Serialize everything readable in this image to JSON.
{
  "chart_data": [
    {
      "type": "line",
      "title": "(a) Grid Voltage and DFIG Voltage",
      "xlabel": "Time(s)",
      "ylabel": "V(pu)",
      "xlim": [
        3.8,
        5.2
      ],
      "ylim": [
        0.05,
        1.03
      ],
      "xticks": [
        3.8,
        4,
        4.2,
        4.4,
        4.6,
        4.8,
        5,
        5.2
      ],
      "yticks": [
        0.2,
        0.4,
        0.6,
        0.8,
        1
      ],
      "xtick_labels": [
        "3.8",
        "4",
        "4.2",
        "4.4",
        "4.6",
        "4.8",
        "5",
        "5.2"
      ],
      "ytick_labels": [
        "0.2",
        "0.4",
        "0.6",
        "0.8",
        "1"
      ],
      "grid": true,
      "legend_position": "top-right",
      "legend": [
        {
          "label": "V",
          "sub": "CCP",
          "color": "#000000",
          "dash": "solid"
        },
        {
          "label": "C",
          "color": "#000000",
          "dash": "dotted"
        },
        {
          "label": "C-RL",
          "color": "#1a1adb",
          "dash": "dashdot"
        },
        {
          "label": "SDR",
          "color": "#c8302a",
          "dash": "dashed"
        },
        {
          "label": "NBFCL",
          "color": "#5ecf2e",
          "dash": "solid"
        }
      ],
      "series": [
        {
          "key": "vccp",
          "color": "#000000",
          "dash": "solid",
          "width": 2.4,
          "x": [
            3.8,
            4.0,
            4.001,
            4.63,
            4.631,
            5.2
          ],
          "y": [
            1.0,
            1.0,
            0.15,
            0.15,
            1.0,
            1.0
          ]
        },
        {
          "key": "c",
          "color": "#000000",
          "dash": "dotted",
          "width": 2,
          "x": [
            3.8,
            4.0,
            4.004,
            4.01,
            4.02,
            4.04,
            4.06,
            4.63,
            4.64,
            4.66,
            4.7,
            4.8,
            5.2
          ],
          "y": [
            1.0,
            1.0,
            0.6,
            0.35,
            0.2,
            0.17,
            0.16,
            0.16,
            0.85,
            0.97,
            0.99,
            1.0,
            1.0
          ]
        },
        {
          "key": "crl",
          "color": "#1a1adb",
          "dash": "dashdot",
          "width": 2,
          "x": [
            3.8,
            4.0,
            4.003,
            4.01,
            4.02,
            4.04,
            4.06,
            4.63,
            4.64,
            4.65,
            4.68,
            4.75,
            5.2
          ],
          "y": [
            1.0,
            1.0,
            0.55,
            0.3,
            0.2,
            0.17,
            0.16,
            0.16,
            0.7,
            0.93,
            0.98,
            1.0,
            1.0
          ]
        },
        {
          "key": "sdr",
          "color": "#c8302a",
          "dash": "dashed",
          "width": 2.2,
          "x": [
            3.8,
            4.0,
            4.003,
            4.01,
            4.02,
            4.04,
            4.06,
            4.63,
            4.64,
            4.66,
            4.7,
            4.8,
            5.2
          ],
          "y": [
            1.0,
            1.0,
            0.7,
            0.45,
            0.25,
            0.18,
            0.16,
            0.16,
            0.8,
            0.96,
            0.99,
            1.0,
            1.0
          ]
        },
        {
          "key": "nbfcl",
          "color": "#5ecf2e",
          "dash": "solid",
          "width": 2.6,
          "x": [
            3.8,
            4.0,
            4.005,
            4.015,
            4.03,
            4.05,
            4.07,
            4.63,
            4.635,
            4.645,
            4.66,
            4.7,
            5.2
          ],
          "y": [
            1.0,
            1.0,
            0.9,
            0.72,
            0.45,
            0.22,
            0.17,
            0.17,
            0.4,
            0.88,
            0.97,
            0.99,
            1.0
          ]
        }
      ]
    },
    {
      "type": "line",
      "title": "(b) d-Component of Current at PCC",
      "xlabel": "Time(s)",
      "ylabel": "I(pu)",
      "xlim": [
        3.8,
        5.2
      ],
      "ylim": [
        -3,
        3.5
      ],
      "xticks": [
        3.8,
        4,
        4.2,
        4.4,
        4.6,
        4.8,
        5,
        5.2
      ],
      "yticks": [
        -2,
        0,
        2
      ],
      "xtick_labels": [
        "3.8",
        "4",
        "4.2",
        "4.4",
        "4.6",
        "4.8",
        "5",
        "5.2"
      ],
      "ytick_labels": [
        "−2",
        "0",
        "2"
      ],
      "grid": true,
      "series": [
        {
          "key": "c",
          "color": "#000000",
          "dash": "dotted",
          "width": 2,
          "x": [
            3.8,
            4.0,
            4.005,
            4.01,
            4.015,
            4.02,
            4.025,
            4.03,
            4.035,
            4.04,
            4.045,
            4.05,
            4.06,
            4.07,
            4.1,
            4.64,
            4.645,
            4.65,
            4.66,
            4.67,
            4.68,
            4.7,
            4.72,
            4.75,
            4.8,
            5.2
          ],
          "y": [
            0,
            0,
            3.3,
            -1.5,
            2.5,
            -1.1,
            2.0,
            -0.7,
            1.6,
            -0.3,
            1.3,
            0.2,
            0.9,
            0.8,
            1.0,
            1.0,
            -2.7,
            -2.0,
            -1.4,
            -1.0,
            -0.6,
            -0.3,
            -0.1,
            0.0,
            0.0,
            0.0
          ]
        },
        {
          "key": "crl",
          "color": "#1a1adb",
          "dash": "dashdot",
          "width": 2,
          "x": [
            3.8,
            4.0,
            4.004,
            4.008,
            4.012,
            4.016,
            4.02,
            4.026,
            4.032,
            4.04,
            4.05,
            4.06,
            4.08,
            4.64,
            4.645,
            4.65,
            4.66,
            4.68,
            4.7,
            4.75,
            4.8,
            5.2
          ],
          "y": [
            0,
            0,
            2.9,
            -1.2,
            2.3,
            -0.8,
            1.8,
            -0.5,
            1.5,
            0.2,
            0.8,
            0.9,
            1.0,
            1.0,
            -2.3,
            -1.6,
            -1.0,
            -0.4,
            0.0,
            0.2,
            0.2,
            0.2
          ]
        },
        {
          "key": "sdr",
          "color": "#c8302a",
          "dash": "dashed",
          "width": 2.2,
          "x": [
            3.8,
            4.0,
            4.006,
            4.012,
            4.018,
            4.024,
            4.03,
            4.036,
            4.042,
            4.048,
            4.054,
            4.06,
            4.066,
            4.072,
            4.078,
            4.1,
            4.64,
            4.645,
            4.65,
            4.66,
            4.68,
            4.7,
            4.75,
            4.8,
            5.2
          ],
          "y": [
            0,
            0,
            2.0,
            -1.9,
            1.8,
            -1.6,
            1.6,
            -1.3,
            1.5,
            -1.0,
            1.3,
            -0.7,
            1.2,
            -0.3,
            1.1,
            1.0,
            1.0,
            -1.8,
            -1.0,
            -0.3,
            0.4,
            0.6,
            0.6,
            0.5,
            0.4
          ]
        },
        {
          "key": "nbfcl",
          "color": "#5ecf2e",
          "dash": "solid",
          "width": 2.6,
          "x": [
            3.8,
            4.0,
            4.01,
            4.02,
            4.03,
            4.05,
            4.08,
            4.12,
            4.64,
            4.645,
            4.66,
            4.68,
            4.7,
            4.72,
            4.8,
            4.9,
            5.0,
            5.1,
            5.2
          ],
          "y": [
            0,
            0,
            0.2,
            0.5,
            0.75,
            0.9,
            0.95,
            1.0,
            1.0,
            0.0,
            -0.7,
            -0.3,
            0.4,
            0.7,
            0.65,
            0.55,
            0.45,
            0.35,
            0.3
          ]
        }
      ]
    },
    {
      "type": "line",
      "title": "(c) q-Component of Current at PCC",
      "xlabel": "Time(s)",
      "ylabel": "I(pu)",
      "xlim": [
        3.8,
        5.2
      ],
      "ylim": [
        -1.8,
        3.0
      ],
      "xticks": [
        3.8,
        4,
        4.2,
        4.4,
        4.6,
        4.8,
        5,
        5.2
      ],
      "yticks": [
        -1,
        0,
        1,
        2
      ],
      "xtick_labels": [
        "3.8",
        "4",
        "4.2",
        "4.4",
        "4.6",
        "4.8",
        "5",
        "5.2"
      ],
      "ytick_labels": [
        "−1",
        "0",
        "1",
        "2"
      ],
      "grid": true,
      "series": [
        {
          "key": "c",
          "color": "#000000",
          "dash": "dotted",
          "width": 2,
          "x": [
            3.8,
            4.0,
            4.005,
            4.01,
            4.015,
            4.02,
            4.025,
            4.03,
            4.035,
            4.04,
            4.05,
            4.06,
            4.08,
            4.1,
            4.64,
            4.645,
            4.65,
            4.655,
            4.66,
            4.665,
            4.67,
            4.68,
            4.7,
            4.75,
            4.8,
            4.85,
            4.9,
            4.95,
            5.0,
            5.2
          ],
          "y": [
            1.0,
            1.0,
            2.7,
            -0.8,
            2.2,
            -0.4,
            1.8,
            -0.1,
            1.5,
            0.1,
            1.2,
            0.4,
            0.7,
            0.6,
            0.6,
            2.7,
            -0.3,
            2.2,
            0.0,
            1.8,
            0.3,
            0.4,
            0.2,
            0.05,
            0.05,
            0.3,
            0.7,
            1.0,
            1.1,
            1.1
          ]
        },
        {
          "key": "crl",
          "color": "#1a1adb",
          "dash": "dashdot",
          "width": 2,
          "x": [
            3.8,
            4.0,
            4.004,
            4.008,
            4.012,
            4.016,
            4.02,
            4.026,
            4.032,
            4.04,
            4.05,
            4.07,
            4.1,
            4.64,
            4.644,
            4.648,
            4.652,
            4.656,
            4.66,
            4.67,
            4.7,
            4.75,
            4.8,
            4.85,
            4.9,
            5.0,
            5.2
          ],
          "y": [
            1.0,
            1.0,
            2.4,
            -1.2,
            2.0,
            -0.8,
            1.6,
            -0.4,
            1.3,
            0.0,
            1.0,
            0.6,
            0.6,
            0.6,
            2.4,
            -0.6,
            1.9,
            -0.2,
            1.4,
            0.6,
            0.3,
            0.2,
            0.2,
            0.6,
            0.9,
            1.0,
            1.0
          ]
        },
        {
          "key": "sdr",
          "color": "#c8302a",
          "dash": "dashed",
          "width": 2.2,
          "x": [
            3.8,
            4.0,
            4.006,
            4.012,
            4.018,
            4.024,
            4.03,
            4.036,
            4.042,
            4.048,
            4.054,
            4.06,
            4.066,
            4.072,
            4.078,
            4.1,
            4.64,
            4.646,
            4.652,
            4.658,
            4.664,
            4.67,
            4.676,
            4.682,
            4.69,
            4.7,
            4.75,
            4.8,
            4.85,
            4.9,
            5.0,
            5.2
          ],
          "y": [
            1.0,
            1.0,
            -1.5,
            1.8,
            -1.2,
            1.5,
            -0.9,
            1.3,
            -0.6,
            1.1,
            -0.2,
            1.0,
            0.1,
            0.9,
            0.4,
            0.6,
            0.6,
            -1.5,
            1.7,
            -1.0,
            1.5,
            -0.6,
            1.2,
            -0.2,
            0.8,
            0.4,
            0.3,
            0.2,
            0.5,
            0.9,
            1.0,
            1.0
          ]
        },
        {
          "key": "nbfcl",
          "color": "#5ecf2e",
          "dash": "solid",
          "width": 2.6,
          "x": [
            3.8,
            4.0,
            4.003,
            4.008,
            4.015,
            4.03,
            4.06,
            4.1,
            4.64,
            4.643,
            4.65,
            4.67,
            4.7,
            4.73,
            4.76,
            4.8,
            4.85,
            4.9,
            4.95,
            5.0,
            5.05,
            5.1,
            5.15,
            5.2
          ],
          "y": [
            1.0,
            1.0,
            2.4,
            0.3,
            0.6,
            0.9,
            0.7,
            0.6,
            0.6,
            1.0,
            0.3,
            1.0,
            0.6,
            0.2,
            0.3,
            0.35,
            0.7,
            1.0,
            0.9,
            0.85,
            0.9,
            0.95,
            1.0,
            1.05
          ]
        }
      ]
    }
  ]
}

Task description ▸ Return all lines containing "title".

Task output ▸
      "title": "(a) Grid Voltage and DFIG Voltage",
      "title": "(b) d-Component of Current at PCC",
      "title": "(c) q-Component of Current at PCC",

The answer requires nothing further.